#### YOUR GOAL
Only the number is wanted: how many lines contain the word "panel"?

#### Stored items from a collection
----

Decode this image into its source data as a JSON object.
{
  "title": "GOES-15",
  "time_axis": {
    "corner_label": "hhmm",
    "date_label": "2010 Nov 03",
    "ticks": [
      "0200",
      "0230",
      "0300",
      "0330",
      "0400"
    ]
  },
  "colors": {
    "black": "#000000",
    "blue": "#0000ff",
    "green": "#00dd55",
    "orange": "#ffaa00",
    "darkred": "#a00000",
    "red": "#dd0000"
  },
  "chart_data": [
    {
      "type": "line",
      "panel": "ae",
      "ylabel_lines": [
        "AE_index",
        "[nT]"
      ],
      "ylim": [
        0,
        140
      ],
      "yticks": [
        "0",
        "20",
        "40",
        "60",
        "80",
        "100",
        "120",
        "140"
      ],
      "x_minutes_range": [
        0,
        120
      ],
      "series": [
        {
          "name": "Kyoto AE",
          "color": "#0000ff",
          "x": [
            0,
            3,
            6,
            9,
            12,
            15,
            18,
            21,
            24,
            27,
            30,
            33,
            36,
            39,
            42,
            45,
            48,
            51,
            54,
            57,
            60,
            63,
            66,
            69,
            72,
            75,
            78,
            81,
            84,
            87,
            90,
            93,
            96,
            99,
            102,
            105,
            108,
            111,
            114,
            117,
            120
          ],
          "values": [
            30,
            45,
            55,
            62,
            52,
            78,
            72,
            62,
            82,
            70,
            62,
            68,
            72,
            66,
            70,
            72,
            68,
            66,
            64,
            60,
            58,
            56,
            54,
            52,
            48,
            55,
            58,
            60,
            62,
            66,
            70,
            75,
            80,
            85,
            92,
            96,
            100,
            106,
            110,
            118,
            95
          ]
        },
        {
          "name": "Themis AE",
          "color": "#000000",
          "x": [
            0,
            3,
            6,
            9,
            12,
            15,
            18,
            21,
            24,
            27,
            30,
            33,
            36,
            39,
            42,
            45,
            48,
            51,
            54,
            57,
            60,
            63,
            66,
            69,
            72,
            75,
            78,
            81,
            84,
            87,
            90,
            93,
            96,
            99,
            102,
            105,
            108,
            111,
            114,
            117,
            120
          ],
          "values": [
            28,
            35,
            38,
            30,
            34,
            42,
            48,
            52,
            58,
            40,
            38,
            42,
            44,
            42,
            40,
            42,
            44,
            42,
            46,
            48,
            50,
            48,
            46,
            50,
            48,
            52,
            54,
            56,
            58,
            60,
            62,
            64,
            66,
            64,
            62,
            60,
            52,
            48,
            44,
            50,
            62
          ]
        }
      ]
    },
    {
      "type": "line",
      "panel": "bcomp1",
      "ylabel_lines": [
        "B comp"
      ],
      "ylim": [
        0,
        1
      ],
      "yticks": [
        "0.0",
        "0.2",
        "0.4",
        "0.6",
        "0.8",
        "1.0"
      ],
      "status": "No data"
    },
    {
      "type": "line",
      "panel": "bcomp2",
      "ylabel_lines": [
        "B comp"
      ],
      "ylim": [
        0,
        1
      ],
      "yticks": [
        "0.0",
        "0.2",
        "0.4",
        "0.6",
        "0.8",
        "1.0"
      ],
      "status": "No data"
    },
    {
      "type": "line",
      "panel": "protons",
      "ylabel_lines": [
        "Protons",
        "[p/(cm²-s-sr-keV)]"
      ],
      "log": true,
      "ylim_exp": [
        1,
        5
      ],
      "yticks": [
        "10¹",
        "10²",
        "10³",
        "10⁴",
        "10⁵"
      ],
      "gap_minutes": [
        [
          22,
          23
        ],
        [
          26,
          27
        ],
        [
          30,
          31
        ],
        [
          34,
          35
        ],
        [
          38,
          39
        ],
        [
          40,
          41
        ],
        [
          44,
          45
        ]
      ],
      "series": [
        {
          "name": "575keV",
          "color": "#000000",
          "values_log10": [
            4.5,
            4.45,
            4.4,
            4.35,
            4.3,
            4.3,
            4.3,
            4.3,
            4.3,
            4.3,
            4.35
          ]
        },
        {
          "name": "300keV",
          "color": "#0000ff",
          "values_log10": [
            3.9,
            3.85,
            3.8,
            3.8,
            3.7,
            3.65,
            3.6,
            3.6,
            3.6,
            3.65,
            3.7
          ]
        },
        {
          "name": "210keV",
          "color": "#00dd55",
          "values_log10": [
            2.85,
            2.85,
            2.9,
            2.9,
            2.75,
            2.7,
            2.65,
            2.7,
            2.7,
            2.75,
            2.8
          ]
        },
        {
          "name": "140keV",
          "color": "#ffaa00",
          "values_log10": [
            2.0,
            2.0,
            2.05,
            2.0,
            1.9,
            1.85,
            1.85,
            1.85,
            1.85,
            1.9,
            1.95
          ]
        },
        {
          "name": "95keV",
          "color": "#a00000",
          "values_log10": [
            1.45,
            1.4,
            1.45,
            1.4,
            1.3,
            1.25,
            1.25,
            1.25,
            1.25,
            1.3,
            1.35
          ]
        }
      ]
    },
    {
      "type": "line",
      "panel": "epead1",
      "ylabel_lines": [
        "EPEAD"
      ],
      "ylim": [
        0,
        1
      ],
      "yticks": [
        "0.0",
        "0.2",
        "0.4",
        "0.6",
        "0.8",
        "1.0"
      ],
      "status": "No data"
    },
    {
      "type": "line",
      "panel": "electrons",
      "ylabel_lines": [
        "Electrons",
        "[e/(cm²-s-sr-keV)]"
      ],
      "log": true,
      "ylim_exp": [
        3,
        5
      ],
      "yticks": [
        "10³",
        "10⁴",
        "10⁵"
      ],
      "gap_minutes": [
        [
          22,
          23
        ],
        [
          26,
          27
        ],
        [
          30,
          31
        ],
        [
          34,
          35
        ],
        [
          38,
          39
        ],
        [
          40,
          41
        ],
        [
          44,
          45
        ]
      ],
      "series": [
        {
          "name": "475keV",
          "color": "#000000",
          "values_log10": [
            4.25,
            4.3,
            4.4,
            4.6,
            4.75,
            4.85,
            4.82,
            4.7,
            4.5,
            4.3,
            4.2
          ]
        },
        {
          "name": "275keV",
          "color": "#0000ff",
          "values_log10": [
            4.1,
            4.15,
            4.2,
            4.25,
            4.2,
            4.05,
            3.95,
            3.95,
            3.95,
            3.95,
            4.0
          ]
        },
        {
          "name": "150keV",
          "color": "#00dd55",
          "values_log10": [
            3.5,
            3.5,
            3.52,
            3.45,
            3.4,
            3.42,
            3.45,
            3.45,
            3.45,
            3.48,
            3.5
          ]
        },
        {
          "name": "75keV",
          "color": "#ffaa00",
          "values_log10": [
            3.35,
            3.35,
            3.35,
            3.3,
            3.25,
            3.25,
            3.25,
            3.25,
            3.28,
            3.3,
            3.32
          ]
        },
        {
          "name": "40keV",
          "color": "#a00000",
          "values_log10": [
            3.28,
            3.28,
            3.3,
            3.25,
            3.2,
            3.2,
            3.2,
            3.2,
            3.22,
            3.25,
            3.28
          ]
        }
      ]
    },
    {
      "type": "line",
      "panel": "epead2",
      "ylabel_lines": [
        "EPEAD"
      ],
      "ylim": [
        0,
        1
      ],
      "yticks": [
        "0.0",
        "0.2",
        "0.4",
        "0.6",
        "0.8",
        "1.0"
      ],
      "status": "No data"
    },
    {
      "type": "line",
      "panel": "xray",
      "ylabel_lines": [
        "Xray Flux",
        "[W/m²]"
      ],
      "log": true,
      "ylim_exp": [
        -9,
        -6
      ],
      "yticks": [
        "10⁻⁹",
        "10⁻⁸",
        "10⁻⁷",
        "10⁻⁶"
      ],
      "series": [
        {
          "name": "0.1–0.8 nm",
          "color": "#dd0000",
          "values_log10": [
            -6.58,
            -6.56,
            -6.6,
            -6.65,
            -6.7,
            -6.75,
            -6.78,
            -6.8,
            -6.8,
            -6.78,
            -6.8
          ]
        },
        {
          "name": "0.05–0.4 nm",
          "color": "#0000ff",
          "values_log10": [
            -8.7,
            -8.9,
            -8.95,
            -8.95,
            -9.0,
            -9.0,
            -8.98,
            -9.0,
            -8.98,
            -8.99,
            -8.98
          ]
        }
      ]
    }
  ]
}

----

#### WRITTEN REPLY
8